▸ **TASK GOAL**
Examine the material below. Gather every line in which the string "длиной" appears.

▸ **DATA FOR THE TASK**

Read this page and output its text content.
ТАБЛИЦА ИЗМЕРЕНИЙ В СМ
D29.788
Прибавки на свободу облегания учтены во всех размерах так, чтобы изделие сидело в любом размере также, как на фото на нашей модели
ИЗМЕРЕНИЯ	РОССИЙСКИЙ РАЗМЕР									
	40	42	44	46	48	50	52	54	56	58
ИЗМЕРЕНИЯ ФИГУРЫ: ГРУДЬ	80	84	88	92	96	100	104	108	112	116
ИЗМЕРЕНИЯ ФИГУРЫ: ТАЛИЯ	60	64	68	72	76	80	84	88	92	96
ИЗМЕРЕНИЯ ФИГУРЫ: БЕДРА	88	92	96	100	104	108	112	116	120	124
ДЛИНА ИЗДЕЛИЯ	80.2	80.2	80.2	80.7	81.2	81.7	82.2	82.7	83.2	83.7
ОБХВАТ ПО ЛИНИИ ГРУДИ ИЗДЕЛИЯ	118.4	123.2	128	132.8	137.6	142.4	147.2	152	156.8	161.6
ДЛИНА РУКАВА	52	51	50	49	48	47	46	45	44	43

* * *

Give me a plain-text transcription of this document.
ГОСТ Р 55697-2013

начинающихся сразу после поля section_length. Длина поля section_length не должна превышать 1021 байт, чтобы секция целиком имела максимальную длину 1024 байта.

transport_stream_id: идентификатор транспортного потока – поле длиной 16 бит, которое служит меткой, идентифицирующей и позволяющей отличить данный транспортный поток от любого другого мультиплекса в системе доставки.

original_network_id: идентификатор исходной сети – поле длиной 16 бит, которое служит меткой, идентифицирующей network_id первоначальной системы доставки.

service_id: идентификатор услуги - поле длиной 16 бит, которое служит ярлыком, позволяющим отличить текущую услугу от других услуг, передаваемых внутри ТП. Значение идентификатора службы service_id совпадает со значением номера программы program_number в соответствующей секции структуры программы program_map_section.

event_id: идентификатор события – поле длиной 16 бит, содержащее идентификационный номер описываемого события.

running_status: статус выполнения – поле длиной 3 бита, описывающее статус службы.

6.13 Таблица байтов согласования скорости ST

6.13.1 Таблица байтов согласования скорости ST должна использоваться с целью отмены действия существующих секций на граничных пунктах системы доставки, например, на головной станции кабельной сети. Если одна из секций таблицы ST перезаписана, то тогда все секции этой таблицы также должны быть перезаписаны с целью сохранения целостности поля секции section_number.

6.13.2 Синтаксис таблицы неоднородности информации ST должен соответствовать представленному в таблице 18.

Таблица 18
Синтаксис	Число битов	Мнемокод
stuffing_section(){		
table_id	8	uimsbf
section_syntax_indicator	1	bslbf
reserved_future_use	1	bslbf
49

* * *

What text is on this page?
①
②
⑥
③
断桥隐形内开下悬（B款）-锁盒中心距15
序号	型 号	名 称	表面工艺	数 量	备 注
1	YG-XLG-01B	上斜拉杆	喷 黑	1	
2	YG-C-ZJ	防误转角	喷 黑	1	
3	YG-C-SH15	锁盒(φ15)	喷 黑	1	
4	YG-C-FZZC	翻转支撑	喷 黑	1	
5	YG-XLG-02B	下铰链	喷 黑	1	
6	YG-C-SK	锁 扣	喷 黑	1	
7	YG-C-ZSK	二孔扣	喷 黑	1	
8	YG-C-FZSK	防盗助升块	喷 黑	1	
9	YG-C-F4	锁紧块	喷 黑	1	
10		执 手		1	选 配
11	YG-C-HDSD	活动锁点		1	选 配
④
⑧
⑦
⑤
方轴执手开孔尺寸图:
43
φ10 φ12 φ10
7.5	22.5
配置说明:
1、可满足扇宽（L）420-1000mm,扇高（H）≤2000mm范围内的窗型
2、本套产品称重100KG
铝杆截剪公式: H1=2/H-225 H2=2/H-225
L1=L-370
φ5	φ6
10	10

▸ **RESPONSE TO THE TASK**
transport_stream_id: идентификатор транспортного потока – поле длиной 16 бит, которое служит меткой, идентифицирующей и позволяющей отличить данный транспортный поток от любого другого мультиплекса в системе доставки.
original_network_id: идентификатор исходной сети – поле длиной 16 бит, которое служит меткой, идентифицирующей network_id первоначальной системы доставки.
service_id: идентификатор услуги - поле длиной 16 бит, которое служит ярлыком, позволяющим отличить текущую услугу от других услуг, передаваемых внутри ТП. Значение идентификатора службы service_id совпадает со значением номера программы program_number в соответствующей секции структуры программы program_map_section.
event_id: идентификатор события – поле длиной 16 бит, содержащее идентификационный номер описываемого события.
running_status: статус выполнения – поле длиной 3 бита, описывающее статус службы.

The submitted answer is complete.